Please give the count of lines holding the string "становится" and nothing besides.

Stored records:
+ + + + +
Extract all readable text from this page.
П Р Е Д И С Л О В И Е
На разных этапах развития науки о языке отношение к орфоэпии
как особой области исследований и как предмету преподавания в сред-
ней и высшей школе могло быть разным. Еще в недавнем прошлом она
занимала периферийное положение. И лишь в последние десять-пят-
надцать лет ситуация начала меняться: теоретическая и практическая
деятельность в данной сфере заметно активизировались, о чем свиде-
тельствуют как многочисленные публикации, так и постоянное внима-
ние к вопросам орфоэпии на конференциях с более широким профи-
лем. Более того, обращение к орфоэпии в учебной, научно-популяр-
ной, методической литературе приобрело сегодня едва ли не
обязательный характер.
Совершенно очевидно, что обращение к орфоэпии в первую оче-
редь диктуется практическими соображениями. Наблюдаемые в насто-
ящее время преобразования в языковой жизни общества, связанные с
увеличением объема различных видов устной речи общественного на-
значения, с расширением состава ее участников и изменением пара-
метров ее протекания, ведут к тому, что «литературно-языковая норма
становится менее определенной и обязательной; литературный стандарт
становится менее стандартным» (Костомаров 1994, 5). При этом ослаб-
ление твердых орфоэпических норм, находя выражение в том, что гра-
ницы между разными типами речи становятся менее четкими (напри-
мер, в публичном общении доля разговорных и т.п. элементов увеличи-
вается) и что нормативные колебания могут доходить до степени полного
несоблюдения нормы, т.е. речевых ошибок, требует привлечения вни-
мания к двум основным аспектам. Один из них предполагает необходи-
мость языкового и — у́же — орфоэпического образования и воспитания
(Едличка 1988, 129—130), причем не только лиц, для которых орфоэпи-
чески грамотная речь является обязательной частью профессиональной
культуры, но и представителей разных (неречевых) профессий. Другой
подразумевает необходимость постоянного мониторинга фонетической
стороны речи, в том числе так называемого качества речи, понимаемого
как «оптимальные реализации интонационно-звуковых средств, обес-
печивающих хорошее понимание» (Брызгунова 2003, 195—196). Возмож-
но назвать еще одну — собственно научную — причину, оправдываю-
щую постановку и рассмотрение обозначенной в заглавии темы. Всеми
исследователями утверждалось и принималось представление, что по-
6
+ + + + +
### WORKED ANSWER
2